= EXERCISE BRIEF =
Produce an exact copy of all the records.

[Stored items]

>> Start

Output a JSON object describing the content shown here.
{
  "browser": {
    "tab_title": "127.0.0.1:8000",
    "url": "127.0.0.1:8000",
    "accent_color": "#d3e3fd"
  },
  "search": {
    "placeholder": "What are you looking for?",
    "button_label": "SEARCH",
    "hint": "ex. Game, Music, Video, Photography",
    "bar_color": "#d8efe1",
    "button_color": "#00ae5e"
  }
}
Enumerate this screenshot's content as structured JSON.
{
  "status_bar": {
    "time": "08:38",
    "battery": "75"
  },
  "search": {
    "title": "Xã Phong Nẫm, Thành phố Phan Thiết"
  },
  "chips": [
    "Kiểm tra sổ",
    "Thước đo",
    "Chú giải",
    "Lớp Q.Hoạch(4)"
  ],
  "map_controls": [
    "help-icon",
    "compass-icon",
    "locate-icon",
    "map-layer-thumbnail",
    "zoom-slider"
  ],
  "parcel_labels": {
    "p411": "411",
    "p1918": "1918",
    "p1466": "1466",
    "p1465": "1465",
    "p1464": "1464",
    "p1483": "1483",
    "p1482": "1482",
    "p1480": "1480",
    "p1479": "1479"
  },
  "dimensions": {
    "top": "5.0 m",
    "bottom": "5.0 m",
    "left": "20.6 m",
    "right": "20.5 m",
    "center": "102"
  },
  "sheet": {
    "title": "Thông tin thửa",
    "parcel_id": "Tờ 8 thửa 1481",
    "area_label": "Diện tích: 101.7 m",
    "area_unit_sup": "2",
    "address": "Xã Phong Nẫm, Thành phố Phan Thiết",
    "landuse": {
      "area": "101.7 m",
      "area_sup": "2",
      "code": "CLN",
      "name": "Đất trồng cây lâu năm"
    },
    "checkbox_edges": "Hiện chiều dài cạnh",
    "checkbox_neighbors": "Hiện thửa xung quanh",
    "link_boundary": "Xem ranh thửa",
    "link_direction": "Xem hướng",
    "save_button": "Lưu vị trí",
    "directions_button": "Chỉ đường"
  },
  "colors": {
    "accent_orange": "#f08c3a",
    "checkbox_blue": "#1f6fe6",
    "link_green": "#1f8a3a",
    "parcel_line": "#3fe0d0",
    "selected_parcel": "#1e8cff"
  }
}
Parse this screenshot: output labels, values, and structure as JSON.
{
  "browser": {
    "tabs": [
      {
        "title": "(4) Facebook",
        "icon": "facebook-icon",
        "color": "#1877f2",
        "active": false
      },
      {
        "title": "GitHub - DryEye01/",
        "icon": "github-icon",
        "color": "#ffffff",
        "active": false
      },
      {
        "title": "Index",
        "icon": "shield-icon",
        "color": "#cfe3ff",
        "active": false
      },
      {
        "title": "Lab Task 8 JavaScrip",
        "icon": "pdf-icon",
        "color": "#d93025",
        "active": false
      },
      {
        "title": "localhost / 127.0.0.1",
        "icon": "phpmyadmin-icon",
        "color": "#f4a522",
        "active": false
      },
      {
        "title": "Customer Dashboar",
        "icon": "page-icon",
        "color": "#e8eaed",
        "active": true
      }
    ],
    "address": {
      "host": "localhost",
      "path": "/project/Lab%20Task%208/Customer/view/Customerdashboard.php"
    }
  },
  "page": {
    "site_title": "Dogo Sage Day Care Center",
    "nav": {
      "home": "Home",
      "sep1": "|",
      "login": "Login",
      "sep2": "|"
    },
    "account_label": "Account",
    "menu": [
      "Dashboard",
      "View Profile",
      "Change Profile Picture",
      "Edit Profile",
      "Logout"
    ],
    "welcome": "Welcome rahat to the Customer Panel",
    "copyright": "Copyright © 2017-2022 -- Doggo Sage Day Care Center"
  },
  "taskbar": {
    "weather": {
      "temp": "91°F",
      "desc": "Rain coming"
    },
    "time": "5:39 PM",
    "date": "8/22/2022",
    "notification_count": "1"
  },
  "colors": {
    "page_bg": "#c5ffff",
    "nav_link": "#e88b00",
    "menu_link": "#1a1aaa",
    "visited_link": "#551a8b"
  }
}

>> End

= IN RESPONSE =
Output a JSON object describing the content shown here.
{
  "browser": {
    "tab_title": "127.0.0.1:8000",
    "url": "127.0.0.1:8000",
    "accent_color": "#d3e3fd"
  },
  "search": {
    "placeholder": "What are you looking for?",
    "button_label": "SEARCH",
    "hint": "ex. Game, Music, Video, Photography",
    "bar_color": "#d8efe1",
    "button_color": "#00ae5e"
  }
}
Enumerate this screenshot's content as structured JSON.
{
  "status_bar": {
    "time": "08:38",
    "battery": "75"
  },
  "search": {
    "title": "Xã Phong Nẫm, Thành phố Phan Thiết"
  },
  "chips": [
    "Kiểm tra sổ",
    "Thước đo",
    "Chú giải",
    "Lớp Q.Hoạch(4)"
  ],
  "map_controls": [
    "help-icon",
    "compass-icon",
    "locate-icon",
    "map-layer-thumbnail",
    "zoom-slider"
  ],
  "parcel_labels": {
    "p411": "411",
    "p1918": "1918",
    "p1466": "1466",
    "p1465": "1465",
    "p1464": "1464",
    "p1483": "1483",
    "p1482": "1482",
    "p1480": "1480",
    "p1479": "1479"
  },
  "dimensions": {
    "top": "5.0 m",
    "bottom": "5.0 m",
    "left": "20.6 m",
    "right": "20.5 m",
    "center": "102"
  },
  "sheet": {
    "title": "Thông tin thửa",
    "parcel_id": "Tờ 8 thửa 1481",
    "area_label": "Diện tích: 101.7 m",
    "area_unit_sup": "2",
    "address": "Xã Phong Nẫm, Thành phố Phan Thiết",
    "landuse": {
      "area": "101.7 m",
      "area_sup": "2",
      "code": "CLN",
      "name": "Đất trồng cây lâu năm"
    },
    "checkbox_edges": "Hiện chiều dài cạnh",
    "checkbox_neighbors": "Hiện thửa xung quanh",
    "link_boundary": "Xem ranh thửa",
    "link_direction": "Xem hướng",
    "save_button": "Lưu vị trí",
    "directions_button": "Chỉ đường"
  },
  "colors": {
    "accent_orange": "#f08c3a",
    "checkbox_blue": "#1f6fe6",
    "link_green": "#1f8a3a",
    "parcel_line": "#3fe0d0",
    "selected_parcel": "#1e8cff"
  }
}
Parse this screenshot: output labels, values, and structure as JSON.
{
  "browser": {
    "tabs": [
      {
        "title": "(4) Facebook",
        "icon": "facebook-icon",
        "color": "#1877f2",
        "active": false
      },
      {
        "title": "GitHub - DryEye01/",
        "icon": "github-icon",
        "color": "#ffffff",
        "active": false
      },
      {
        "title": "Index",
        "icon": "shield-icon",
        "color": "#cfe3ff",
        "active": false
      },
      {
        "title": "Lab Task 8 JavaScrip",
        "icon": "pdf-icon",
        "color": "#d93025",
        "active": false
      },
      {
        "title": "localhost / 127.0.0.1",
        "icon": "phpmyadmin-icon",
        "color": "#f4a522",
        "active": false
      },
      {
        "title": "Customer Dashboar",
        "icon": "page-icon",
        "color": "#e8eaed",
        "active": true
      }
    ],
    "address": {
      "host": "localhost",
      "path": "/project/Lab%20Task%208/Customer/view/Customerdashboard.php"
    }
  },
  "page": {
    "site_title": "Dogo Sage Day Care Center",
    "nav": {
      "home": "Home",
      "sep1": "|",
      "login": "Login",
      "sep2": "|"
    },
    "account_label": "Account",
    "menu": [
      "Dashboard",
      "View Profile",
      "Change Profile Picture",
      "Edit Profile",
      "Logout"
    ],
    "welcome": "Welcome rahat to the Customer Panel",
    "copyright": "Copyright © 2017-2022 -- Doggo Sage Day Care Center"
  },
  "taskbar": {
    "weather": {
      "temp": "91°F",
      "desc": "Rain coming"
    },
    "time": "5:39 PM",
    "date": "8/22/2022",
    "notification_count": "1"
  },
  "colors": {
    "page_bg": "#c5ffff",
    "nav_link": "#e88b00",
    "menu_link": "#1a1aaa",
    "visited_link": "#551a8b"
  }
}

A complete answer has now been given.